[Records from a data source]
* * *
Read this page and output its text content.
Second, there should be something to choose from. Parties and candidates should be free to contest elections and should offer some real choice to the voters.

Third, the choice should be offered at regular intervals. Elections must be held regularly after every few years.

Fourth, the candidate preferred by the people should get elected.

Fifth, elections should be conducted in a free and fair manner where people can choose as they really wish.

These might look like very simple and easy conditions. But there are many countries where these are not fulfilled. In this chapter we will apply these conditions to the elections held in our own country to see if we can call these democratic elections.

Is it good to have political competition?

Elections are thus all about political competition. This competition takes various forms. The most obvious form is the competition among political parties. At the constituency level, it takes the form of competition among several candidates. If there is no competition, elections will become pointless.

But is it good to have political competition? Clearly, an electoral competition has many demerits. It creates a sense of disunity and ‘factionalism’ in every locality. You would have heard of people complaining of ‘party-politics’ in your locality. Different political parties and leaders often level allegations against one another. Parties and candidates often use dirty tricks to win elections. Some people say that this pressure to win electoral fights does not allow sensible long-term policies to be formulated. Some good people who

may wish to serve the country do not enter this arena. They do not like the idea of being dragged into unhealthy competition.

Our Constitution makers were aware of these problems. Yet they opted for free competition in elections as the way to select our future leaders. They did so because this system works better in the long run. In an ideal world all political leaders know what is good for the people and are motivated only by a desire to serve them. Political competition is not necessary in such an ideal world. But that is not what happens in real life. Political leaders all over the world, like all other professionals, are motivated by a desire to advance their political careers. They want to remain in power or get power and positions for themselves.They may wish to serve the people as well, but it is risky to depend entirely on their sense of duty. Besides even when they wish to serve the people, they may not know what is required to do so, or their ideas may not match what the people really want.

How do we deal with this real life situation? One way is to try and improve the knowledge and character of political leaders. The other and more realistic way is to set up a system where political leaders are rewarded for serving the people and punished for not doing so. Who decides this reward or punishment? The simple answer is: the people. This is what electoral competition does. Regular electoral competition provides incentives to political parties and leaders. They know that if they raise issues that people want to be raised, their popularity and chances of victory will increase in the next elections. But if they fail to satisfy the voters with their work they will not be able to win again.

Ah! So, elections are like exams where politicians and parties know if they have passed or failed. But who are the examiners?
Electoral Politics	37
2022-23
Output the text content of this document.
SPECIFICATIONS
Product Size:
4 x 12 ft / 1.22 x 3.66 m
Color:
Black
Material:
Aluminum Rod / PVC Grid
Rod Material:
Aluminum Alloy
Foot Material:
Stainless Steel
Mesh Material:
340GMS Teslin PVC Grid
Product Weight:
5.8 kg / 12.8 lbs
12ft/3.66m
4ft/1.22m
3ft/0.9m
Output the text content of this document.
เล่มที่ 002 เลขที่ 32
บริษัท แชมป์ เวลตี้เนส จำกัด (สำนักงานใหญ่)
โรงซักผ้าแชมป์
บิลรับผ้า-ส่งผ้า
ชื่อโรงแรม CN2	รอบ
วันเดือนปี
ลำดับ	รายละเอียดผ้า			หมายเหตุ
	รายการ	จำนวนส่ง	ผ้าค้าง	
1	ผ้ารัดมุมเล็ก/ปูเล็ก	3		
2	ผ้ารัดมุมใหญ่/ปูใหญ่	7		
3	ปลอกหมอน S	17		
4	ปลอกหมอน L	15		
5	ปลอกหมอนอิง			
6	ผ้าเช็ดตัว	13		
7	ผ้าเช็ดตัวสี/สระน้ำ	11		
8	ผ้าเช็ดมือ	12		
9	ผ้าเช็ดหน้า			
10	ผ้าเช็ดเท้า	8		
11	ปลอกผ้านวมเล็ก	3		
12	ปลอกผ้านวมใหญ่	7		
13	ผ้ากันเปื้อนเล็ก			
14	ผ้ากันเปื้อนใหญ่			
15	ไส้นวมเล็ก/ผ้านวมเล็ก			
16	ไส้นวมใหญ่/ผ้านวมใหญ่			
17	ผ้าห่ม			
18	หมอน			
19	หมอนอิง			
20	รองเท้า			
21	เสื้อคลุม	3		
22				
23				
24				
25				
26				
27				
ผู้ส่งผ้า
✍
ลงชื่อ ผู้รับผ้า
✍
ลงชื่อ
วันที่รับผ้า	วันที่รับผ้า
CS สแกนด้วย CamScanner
* * *
Look through the entries above; copy each line where the string "านวมเล" appears.

11	ปลอกผ้านวมเล็ก	3		
15	ไส้นวมเล็ก/ผ้านวมเล็ก			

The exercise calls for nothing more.